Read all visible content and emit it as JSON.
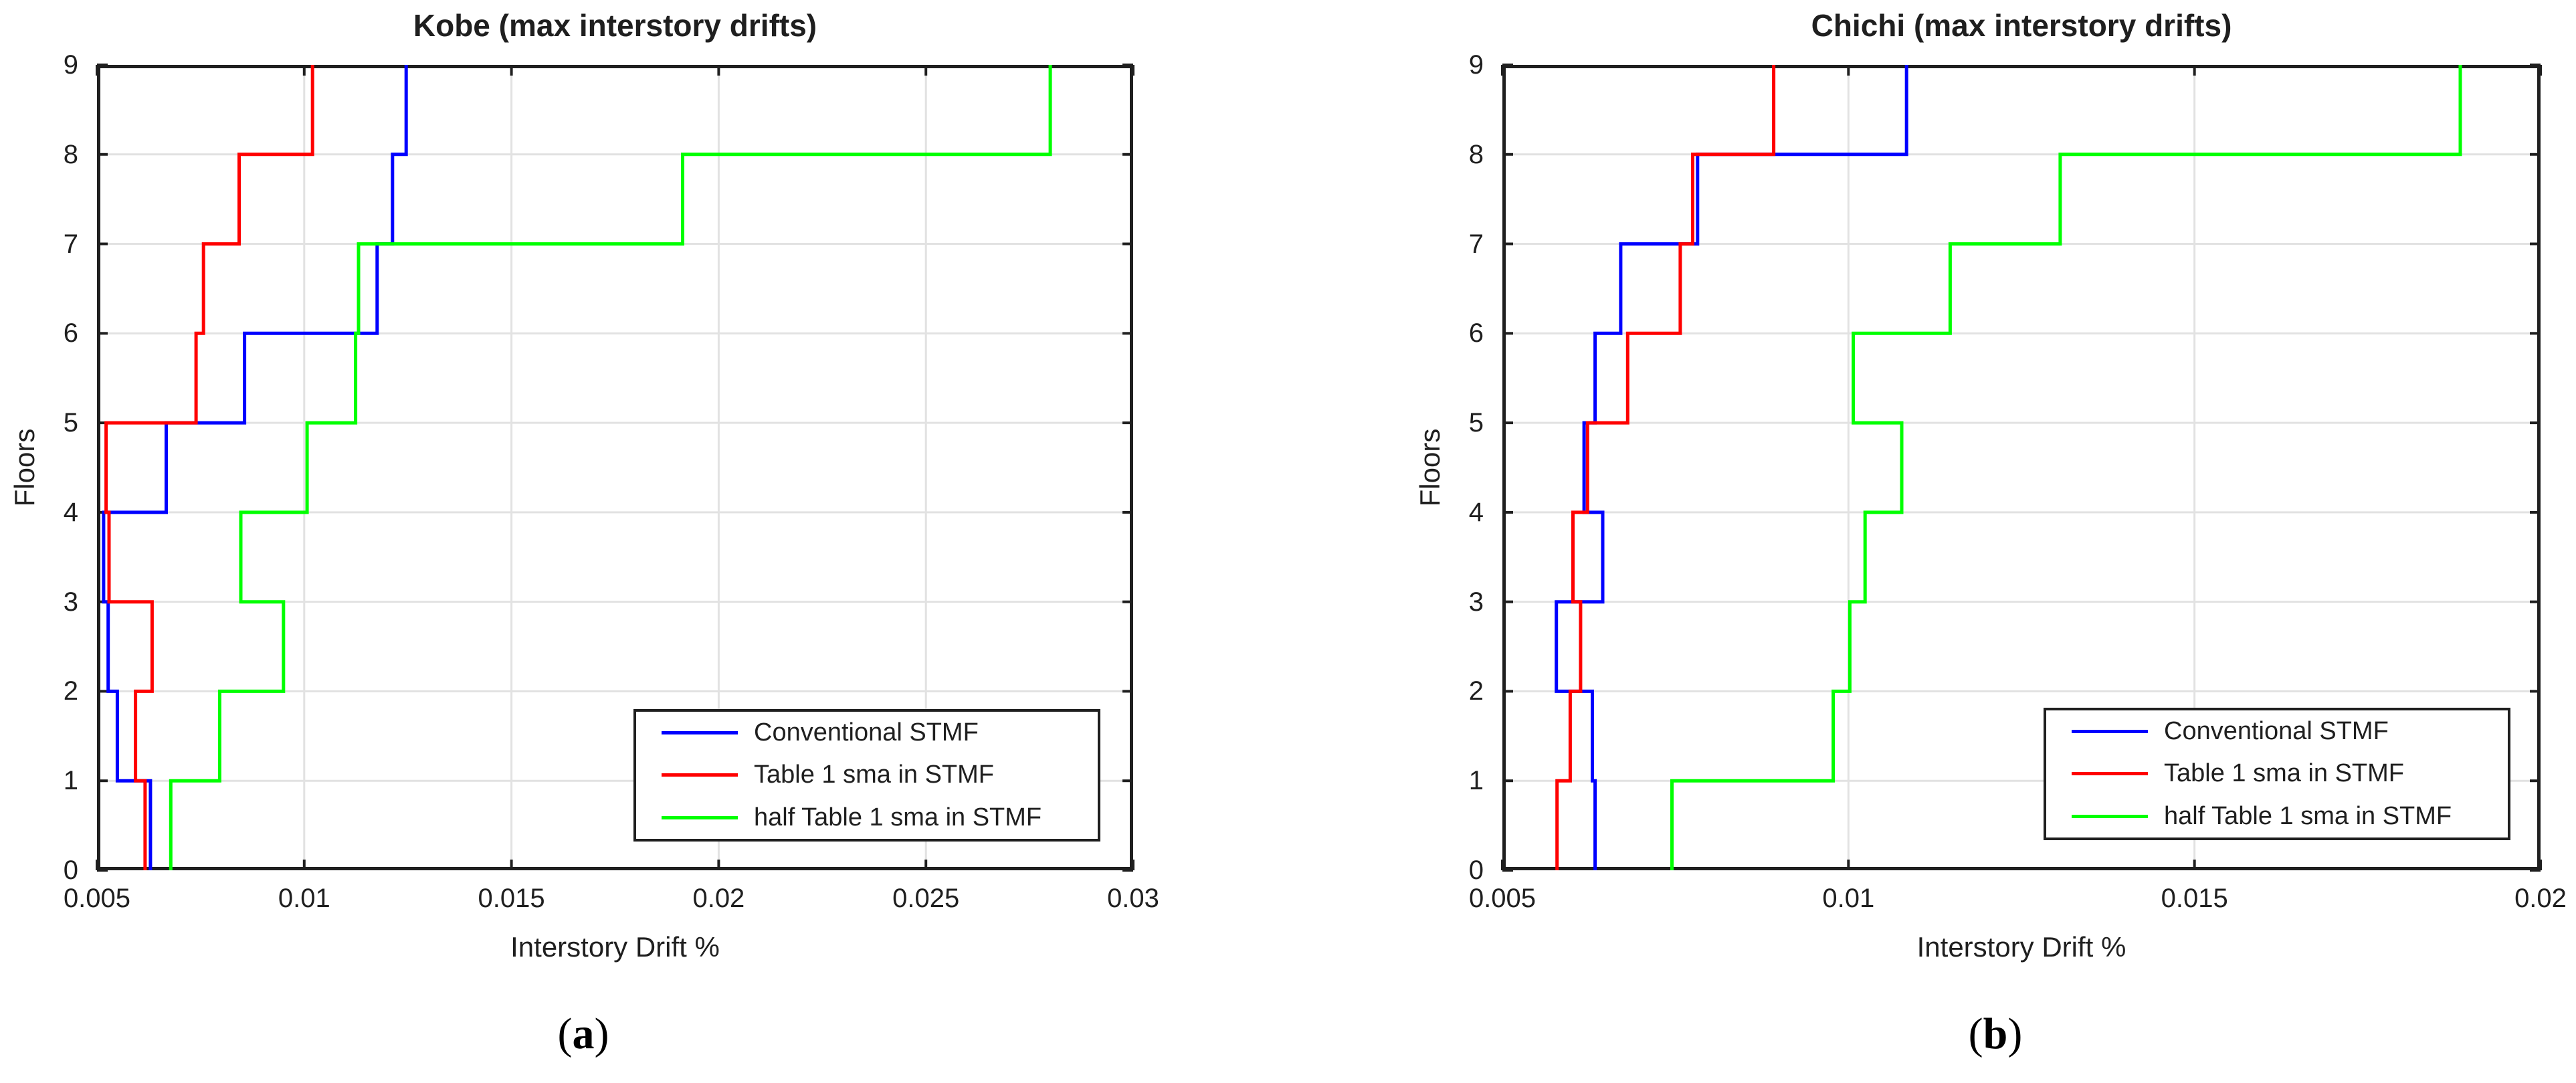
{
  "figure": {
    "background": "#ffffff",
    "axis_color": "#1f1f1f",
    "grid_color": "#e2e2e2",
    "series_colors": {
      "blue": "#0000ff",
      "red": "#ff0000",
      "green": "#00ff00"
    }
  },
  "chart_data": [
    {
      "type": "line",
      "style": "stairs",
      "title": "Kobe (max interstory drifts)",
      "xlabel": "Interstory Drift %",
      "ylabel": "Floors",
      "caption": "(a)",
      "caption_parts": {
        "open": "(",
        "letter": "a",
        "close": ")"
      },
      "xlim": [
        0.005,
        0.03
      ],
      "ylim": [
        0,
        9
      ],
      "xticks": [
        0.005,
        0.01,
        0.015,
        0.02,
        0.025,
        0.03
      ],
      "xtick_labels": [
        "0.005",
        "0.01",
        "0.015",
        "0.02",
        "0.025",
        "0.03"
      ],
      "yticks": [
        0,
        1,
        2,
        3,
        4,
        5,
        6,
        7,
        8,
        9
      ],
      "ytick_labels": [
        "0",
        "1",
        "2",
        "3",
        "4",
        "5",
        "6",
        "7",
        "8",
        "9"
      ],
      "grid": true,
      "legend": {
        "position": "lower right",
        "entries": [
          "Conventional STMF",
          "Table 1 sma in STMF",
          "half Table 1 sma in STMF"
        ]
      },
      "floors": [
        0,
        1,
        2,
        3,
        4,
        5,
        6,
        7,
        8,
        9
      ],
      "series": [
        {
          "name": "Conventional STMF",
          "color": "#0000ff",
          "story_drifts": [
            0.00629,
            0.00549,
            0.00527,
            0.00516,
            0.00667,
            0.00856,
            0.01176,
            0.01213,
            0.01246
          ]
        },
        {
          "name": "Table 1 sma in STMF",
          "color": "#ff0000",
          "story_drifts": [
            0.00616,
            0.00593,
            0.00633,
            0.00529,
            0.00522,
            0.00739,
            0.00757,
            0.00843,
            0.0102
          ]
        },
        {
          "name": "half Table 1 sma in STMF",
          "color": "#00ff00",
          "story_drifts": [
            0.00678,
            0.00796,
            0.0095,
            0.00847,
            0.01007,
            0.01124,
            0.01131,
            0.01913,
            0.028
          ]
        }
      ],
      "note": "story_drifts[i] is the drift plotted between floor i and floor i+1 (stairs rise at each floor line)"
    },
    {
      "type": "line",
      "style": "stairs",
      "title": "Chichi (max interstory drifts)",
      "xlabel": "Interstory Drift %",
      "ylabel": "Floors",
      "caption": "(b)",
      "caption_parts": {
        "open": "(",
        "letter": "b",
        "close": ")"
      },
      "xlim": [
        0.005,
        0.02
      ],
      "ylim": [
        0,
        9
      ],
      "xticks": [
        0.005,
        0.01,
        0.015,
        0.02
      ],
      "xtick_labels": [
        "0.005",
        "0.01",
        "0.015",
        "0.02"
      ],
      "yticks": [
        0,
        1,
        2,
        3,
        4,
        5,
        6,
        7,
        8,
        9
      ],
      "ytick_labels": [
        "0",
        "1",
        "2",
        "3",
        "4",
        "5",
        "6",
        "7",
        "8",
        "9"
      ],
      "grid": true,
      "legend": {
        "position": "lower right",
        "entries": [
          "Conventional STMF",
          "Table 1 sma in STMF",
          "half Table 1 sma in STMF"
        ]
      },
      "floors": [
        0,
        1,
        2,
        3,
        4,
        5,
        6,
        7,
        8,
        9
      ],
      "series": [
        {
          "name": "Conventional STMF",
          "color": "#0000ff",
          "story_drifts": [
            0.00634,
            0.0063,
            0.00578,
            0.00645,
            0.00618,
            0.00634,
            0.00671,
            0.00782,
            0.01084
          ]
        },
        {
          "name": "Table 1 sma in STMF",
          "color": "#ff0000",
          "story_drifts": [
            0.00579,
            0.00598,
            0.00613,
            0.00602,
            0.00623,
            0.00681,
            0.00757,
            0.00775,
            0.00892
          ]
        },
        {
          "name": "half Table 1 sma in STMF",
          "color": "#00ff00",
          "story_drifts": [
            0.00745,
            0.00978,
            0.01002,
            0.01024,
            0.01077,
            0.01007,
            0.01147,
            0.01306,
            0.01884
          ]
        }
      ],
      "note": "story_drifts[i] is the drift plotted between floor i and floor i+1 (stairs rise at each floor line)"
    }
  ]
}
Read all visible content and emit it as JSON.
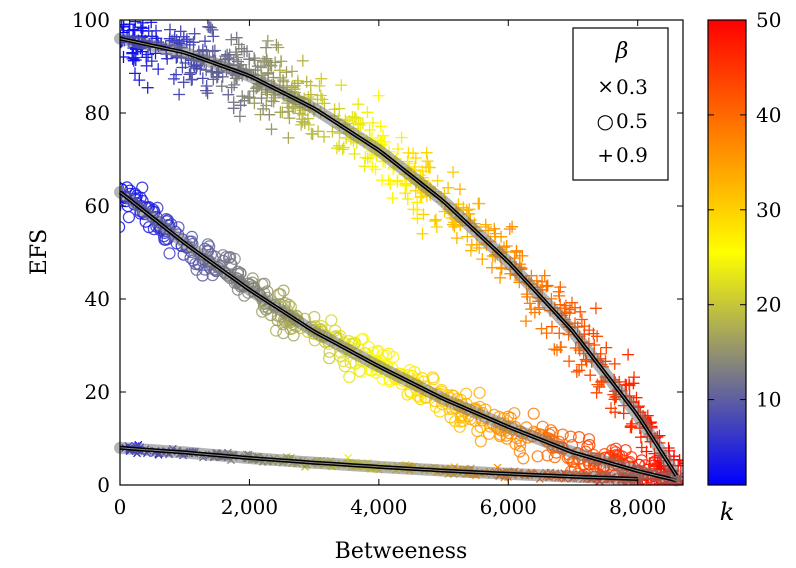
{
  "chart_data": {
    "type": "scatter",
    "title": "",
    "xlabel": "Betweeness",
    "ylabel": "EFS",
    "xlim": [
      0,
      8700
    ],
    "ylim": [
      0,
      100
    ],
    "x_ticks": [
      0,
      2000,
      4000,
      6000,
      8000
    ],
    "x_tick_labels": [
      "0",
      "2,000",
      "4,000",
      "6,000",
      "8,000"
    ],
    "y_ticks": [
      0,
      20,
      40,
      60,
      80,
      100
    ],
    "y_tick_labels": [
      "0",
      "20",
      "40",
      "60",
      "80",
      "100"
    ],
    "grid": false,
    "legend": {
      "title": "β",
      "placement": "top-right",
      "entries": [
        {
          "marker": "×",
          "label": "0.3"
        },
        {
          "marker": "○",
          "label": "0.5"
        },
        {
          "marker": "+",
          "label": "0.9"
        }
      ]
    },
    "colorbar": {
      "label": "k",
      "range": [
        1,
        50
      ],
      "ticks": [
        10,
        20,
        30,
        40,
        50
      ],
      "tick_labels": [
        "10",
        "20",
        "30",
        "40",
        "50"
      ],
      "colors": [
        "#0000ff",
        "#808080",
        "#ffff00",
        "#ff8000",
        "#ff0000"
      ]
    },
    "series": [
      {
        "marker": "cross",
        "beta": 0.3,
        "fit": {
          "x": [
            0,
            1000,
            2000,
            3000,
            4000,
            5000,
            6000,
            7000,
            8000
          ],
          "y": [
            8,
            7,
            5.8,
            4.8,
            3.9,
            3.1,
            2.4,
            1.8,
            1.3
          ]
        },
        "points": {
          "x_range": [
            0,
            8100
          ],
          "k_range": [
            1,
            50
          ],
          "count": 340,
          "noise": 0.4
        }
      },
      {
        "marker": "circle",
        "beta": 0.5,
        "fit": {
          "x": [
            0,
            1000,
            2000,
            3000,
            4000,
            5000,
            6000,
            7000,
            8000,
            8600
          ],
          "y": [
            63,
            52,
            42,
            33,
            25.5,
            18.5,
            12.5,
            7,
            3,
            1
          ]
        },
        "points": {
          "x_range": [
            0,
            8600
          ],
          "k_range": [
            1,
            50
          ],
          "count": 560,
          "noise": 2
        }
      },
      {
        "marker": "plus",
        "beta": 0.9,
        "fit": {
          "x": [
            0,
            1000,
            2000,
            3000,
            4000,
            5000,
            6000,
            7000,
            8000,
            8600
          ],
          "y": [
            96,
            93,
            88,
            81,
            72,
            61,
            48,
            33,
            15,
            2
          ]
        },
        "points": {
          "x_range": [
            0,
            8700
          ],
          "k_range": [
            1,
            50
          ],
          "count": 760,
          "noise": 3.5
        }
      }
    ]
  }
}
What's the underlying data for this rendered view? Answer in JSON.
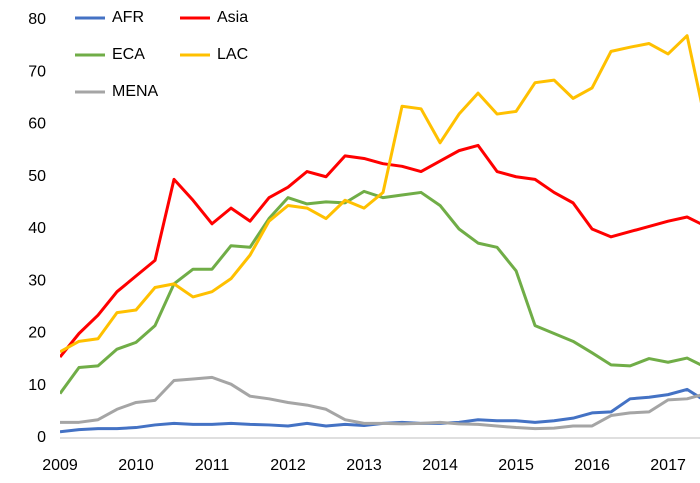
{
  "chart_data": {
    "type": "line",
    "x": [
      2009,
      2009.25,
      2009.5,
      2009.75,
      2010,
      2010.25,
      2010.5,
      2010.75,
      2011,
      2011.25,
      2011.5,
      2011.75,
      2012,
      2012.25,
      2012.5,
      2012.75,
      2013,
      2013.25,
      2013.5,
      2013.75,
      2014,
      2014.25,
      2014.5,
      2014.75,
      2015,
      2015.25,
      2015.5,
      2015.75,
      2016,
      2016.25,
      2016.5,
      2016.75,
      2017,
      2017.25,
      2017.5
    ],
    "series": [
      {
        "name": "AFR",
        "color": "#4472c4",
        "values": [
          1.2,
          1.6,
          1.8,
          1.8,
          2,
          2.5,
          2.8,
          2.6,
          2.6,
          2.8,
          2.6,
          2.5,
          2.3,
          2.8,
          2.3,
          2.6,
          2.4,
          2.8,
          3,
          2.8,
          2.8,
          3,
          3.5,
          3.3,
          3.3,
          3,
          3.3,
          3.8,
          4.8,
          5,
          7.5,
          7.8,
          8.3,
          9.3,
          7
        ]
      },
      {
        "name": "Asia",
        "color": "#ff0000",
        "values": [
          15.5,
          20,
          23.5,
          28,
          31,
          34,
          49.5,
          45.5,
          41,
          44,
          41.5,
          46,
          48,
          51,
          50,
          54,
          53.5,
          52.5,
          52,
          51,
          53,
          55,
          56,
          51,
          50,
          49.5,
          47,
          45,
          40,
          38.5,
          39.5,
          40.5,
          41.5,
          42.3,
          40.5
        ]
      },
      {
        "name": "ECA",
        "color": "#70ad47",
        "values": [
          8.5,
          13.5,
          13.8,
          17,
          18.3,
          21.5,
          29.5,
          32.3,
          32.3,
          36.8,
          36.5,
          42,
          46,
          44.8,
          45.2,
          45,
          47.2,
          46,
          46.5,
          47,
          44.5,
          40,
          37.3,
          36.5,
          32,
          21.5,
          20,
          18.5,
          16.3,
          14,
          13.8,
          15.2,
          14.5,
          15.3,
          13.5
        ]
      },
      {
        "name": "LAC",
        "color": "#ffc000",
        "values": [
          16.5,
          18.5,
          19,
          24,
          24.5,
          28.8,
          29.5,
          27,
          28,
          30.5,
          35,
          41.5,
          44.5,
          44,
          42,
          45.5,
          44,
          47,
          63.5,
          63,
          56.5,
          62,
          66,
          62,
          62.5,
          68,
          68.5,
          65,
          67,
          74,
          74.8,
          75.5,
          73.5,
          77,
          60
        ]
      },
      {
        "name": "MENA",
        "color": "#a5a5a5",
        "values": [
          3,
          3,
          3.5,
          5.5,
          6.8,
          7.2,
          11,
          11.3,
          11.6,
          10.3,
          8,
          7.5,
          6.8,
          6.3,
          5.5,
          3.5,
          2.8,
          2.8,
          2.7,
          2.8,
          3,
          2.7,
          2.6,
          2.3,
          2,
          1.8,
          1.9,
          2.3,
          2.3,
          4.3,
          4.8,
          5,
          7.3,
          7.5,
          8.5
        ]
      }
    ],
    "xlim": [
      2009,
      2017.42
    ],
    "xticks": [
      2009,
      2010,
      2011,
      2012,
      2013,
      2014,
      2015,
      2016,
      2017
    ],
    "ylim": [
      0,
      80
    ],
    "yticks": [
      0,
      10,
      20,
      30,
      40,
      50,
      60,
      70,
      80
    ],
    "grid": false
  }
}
---*---
From the records above, pull out each line that has "type".

      "type": "line",
      "type": "line",
    "type": "scatter",
    "type": "line",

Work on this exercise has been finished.